=== Trecho do documento ===

Parecer em Ação Direta de Inconstitucionalidade

 

Autos nº. 0003873-28.2011.8.26.0000

Requerente: Prefeita Municipal de Bastos

Objeto: Inconstitucionalidade da Lei Municipal nº 2.276, de 08 de novembro de 2010, de Bastos

 

Ementa: Ação direta de inconstitucionalidade.  Lei Municipal nº 2.276, de 08 de novembro de 2010, de Bastos, que “dispõe sobre a criação do Projeto Mais Verde e dá outras providências”.  Projeto de autoria de Vereador. Matéria reservada ao Chefe do Poder Executivo, eis que institui programa e gera ônus à Administração. Violação do princípio da separação dos poderes. Criação de despesa sem indicação da receita. Ofensa aos artigos 5º; 25; 47, II e XIV; 144 e 176, I, da CE. Parecer pela procedência da ação.

 

 

Colendo Órgão Especial

Excelentíssimo Senhor Desembargador Presidente

 

Trata-se de ação direta de inconstitucionalidade proposta pela Prefeita Municipal de Bastos, tendo como alvo a Lei Municipal nº 2.276, de 08 de novembro de 2010, deste Município, que “dispõe sobre a criação do Projeto Mais Verde e dá providências”, fruto de iniciativa parlamentar.

A autora noticia que a lei decorre de projeto subscrito por Vereador e que, por isso, padece de inconstitucionalidade, posto que cabe exclusivamente ao Prefeito a iniciativa de leis que disponham sobre a administração de imóveis pertencentes ao Município e sobre o uso e a ocupação do solo.

Foi deferida a liminar, para suspensão da eficácia do ato normativo (fls. 12).

Citado, o Senhor Procurador-Geral do Estado declinou de oferecer defesa para o ato normativo impugnado (fls. 23/25).

A Câmara Municipal prestou informações em defesa da norma impugnada (fls. 27/31).

É o relato do essencial.

A lei impugnada cria no Município de Bastos o Projeto Mais Verde e assim se encontra redigida:

                                                                                                                                                                                                                                 

“Art. 1º  Fica o Poder Executivo autorizado, através da Secretaria Municipal de Agricultura, Meio Ambiente e Abastecimento, a implantar o Projeto Mais Verde, viabilizando recuperação de áreas desmatadas, inclusive a recuperação de matas ciliares dos córregos locais, bem como prover a arborização em áreas públicas urbanas e nas margens das Estradas Vicinais do Município de Bastos.

=== Dados exibidos ===

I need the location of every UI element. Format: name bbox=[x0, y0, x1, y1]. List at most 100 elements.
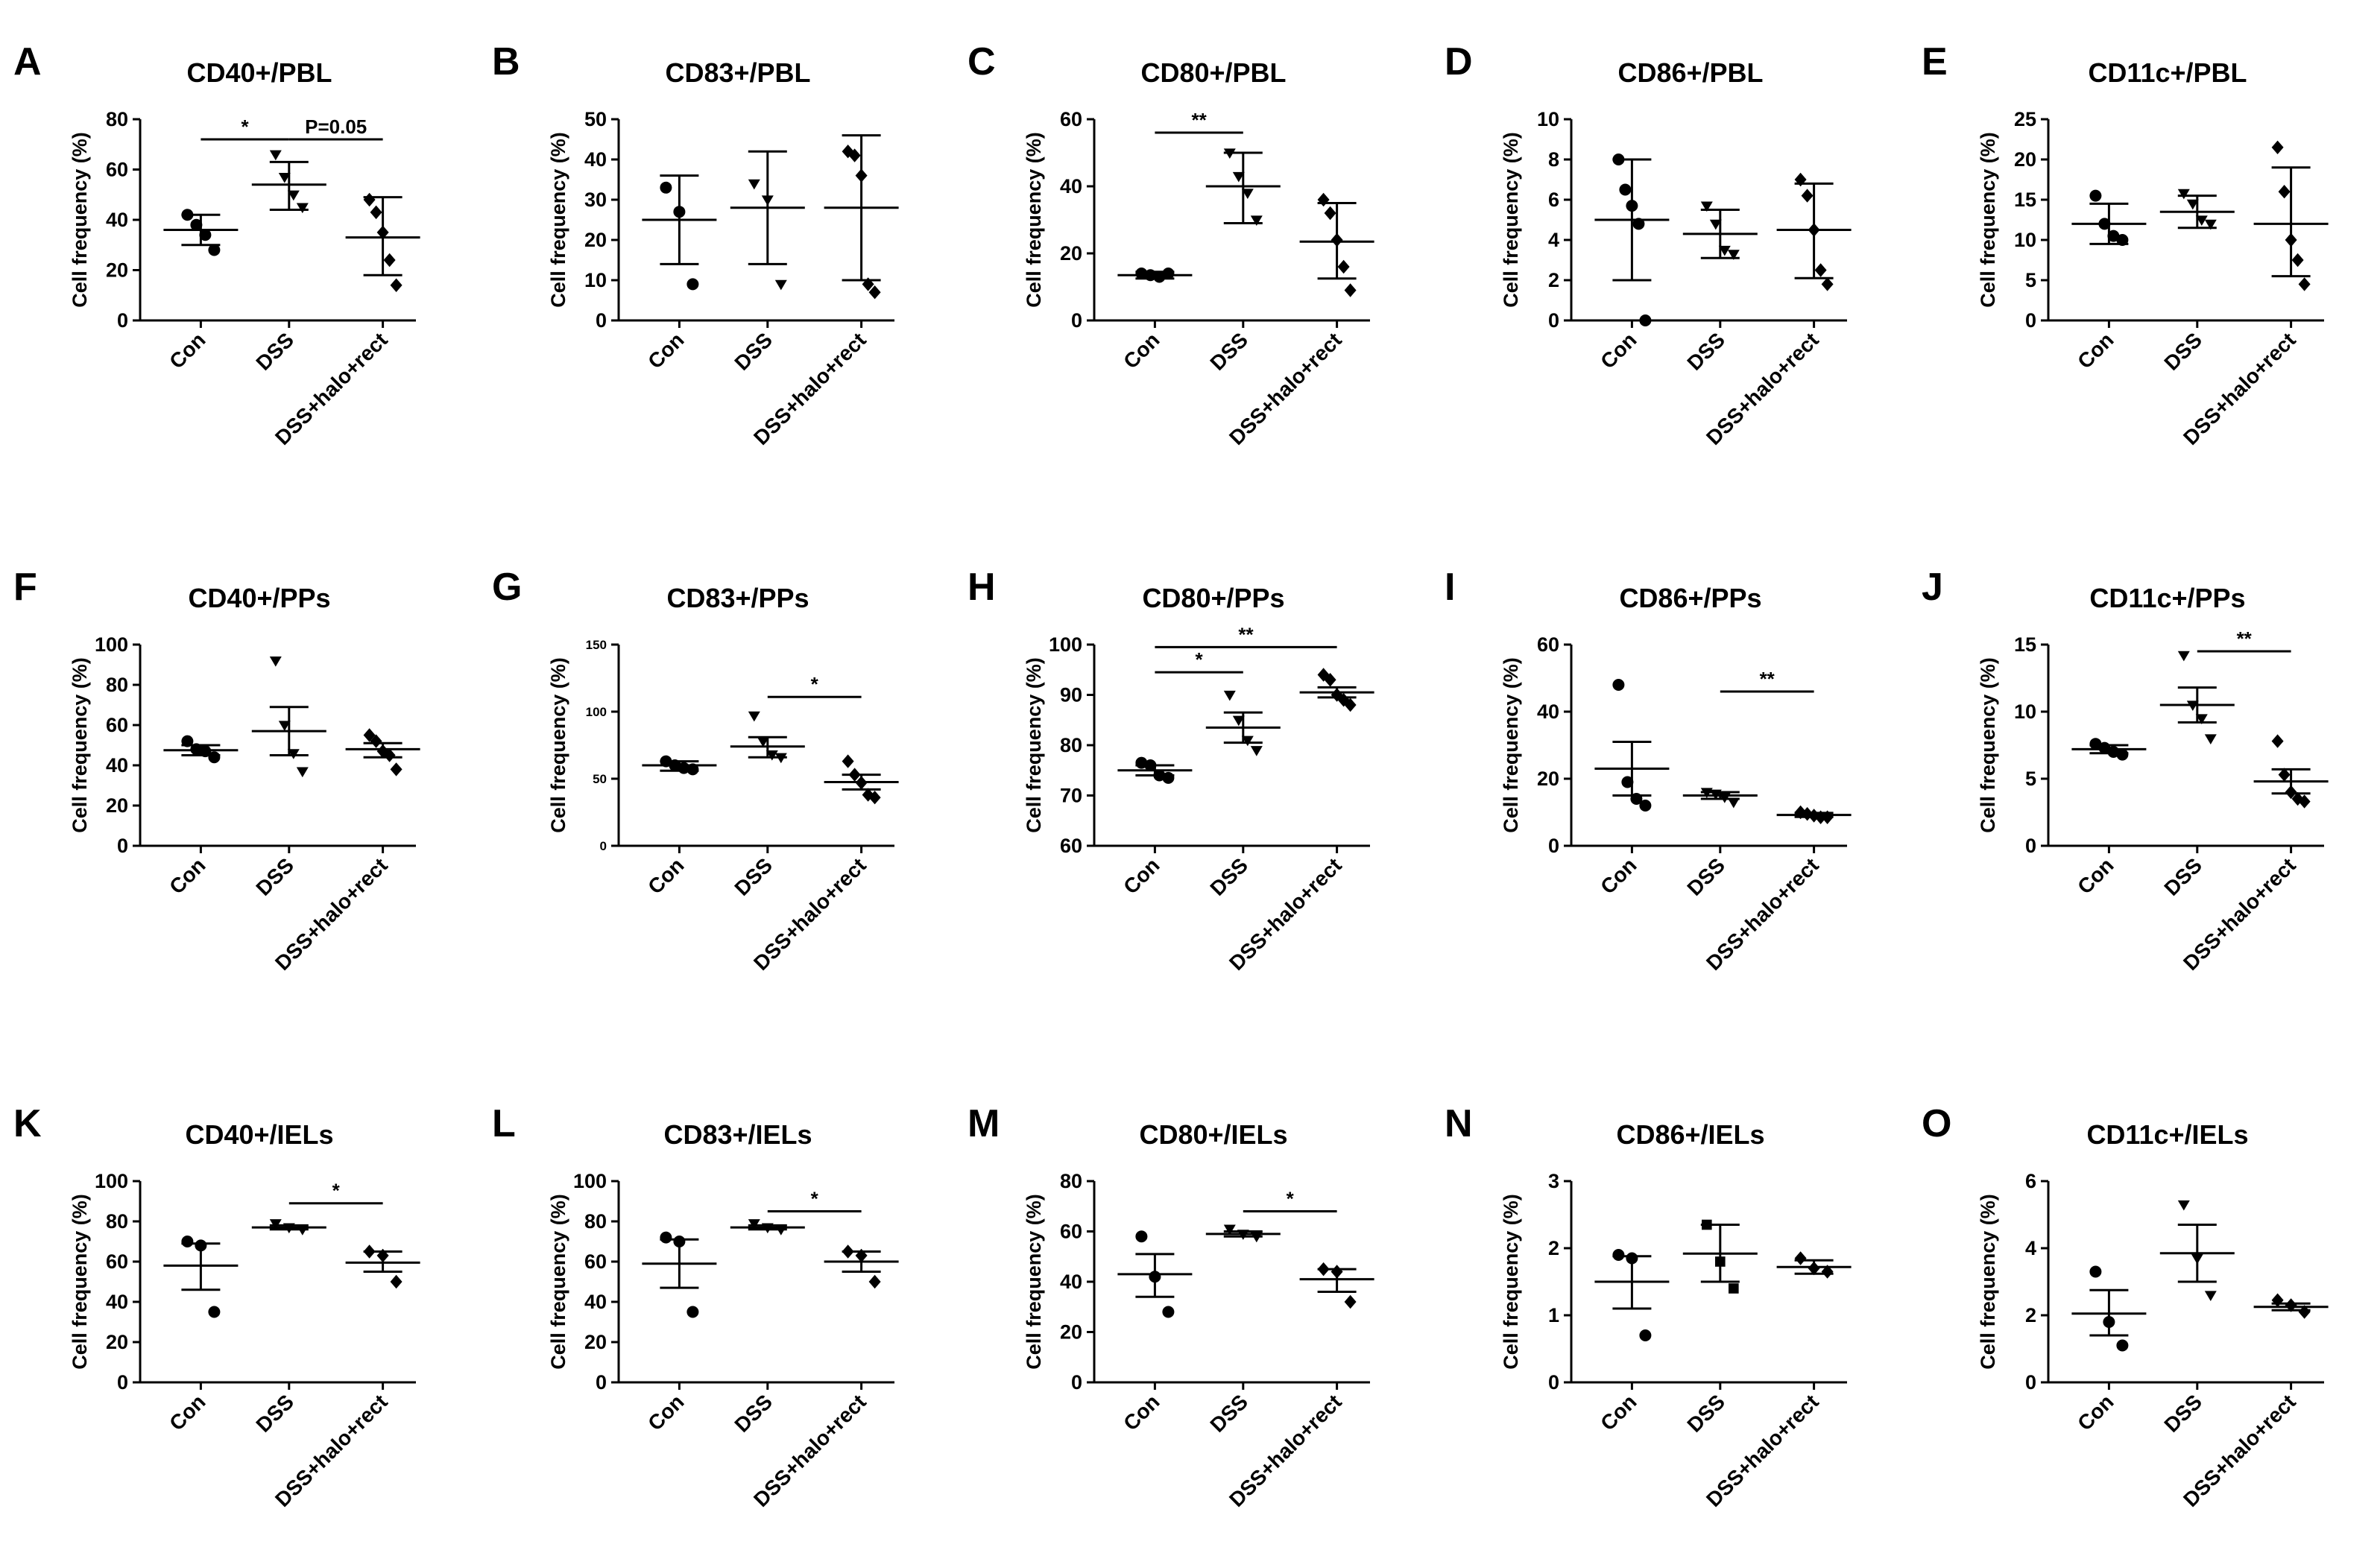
y-tick-label: 2 bbox=[1548, 269, 1559, 291]
data-point bbox=[2116, 1339, 2129, 1352]
data-point bbox=[1612, 154, 1625, 165]
data-point bbox=[1324, 206, 1336, 221]
y-tick-label: 0 bbox=[2025, 309, 2036, 332]
y-tick-label: 60 bbox=[106, 1250, 128, 1273]
group-con: Con bbox=[1594, 679, 1670, 899]
significance-label: ** bbox=[1760, 668, 1775, 690]
data-point bbox=[1324, 673, 1336, 687]
group-con: Con bbox=[163, 1236, 239, 1435]
y-axis-label: Cell frequency (%) bbox=[1500, 1194, 1522, 1370]
x-tick-label: Con bbox=[643, 328, 688, 373]
group-con: Con bbox=[163, 735, 239, 899]
x-tick-label: Con bbox=[165, 328, 209, 373]
panel-letter: M bbox=[968, 1102, 1000, 1145]
y-axis-label: Cell frequency (%) bbox=[547, 132, 569, 308]
data-point bbox=[1241, 736, 1254, 747]
y-tick-label: 20 bbox=[1537, 768, 1559, 790]
data-point bbox=[748, 179, 760, 190]
y-tick-label: 20 bbox=[584, 229, 607, 251]
data-point bbox=[269, 1219, 282, 1230]
data-point bbox=[855, 1248, 868, 1263]
y-axis-label: Cell frequency (%) bbox=[547, 1194, 569, 1370]
data-point bbox=[1821, 1265, 1834, 1279]
group-dss: DSS bbox=[251, 150, 326, 375]
panel-title: CD40+/IELs bbox=[185, 1119, 333, 1150]
significance-label: * bbox=[811, 1188, 819, 1210]
data-point bbox=[1135, 756, 1148, 769]
y-tick-label: 60 bbox=[584, 1250, 607, 1273]
data-point bbox=[848, 148, 861, 162]
data-point bbox=[278, 173, 291, 183]
y-tick-label: 20 bbox=[2014, 148, 2036, 171]
significance-label: ** bbox=[2237, 627, 2253, 650]
data-point bbox=[376, 225, 389, 240]
group-dss-halo-rect: DSS+halo+rect bbox=[1702, 805, 1852, 975]
x-tick-label: Con bbox=[643, 853, 688, 898]
x-tick-label: DSS bbox=[1205, 328, 1252, 375]
group-dss: DSS bbox=[1682, 788, 1758, 900]
significance-label: ** bbox=[1238, 623, 1254, 645]
panel-letter: N bbox=[1445, 1102, 1473, 1145]
panel-title: CD83+/IELs bbox=[663, 1119, 812, 1150]
y-tick-label: 20 bbox=[1060, 1321, 1082, 1344]
y-tick-label: 5 bbox=[2025, 768, 2036, 790]
group-dss-halo-rect: DSS+halo+rect bbox=[749, 134, 899, 449]
y-tick-label: 100 bbox=[573, 1170, 607, 1192]
y-tick-label: 15 bbox=[2014, 189, 2036, 211]
data-point bbox=[748, 1219, 760, 1230]
group-dss: DSS bbox=[251, 657, 326, 900]
group-dss-halo-rect: DSS+halo+rect bbox=[271, 728, 420, 975]
data-point bbox=[1821, 810, 1834, 824]
y-tick-label: 1 bbox=[1548, 1304, 1559, 1326]
y-tick-label: 20 bbox=[584, 1331, 607, 1353]
x-tick-label: DSS bbox=[2159, 1390, 2206, 1437]
y-tick-label: 40 bbox=[1060, 1271, 1082, 1293]
data-point bbox=[1639, 800, 1652, 812]
data-point bbox=[1344, 698, 1357, 712]
data-point bbox=[278, 721, 291, 731]
y-axis-label: Cell frequency (%) bbox=[1023, 132, 1045, 308]
y-tick-label: 40 bbox=[1537, 700, 1559, 723]
data-point bbox=[686, 763, 699, 776]
y-tick-label: 100 bbox=[586, 705, 607, 719]
group-dss: DSS bbox=[730, 150, 805, 375]
data-point bbox=[2098, 741, 2111, 754]
data-point bbox=[1250, 1232, 1263, 1243]
y-tick-label: 0 bbox=[117, 835, 128, 857]
data-point bbox=[1639, 314, 1652, 326]
data-point bbox=[868, 1274, 881, 1289]
data-point bbox=[660, 1231, 672, 1244]
data-point bbox=[199, 745, 212, 758]
y-tick-label: 40 bbox=[584, 148, 607, 171]
data-point bbox=[2089, 1265, 2102, 1278]
data-point bbox=[1808, 1261, 1820, 1276]
y-tick-label: 3 bbox=[1548, 1170, 1559, 1192]
data-point bbox=[2195, 714, 2208, 724]
group-dss: DSS bbox=[1682, 1219, 1758, 1437]
data-point bbox=[363, 1244, 376, 1259]
data-point bbox=[1700, 201, 1713, 212]
group-dss: DSS bbox=[2159, 651, 2235, 900]
significance-label: * bbox=[1287, 1188, 1295, 1210]
data-point bbox=[748, 711, 760, 722]
data-point bbox=[2177, 189, 2190, 200]
y-axis-label: Cell frequency (%) bbox=[69, 1194, 91, 1370]
data-point bbox=[1144, 269, 1157, 282]
data-point bbox=[1223, 690, 1236, 701]
group-dss-halo-rect: DSS+halo+rect bbox=[749, 754, 899, 975]
y-tick-label: 60 bbox=[1537, 633, 1559, 656]
group-dss-halo-rect: DSS+halo+rect bbox=[2179, 734, 2329, 975]
panel-h: H CD80+/PPs Cell frequency (%) 60 70 80 90 100 C… bbox=[968, 566, 1374, 975]
x-tick-label: Con bbox=[165, 1390, 209, 1434]
panel-letter: A bbox=[13, 40, 42, 83]
y-tick-label: 80 bbox=[584, 1210, 607, 1233]
data-point bbox=[1149, 1271, 1161, 1283]
panel-f: F CD40+/PPs Cell frequency (%) 0 20 40 60 80 100… bbox=[13, 566, 420, 975]
panel-title: CD86+/PBL bbox=[1617, 57, 1763, 88]
panel-letter: B bbox=[492, 40, 520, 83]
y-tick-label: 6 bbox=[1548, 189, 1559, 211]
data-point bbox=[1144, 759, 1157, 771]
significance-label: P=0.05 bbox=[305, 116, 367, 138]
y-tick-label: 0 bbox=[1071, 1371, 1082, 1394]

===

Escreva a continuação do parecer sobre a lei do Projeto Mais Verde, de Bastos, a partir do ponto em que o trecho termina.

Art. 2º O Poder Executivo manterá em pleno funcionamento um viveiro municipal de mudas, visando produzir a quantidade necessária de mudas de árvores (frutíferas e não frutíferas) a serem plantadas em face da implantação do projeto mais verde e de outros projetos já existentes;

Art. 3º Fica o Poder Executivo autorizado, através da Secretaria Municipal de Agricultura, Meio Ambiente e Abastecimento, a desenvolver campanhas incentivando o plantio de árvores no Município de Bastos.

Art. 4º Fica o Poder Público autorizado, através da secretaria Municipal de Agricultura, Meio Ambiente e Abastecimento, a doar mudas de árvores aos cidadãos residentes em Bastos, desde ele se responsabilize pelo plantio e cuidado das mudas.

Art. 5º O Poder Executivo poderá, por meio da Secretaria Municipal de Agricultura, Meio Ambiente e Abastecimento, firmar parceria com as Escolas de Bastos, visando engajar os alunos no plantio de mudas de árvores em áreas desmatadas, às margens das estradas vicinais, inclusive na recuperação das matas ciliares.

Art. 6º O Poder Executivo tem 30 (trinta) dias para implantar o Projeto Mais Verde, a partir da publicação desta Lei.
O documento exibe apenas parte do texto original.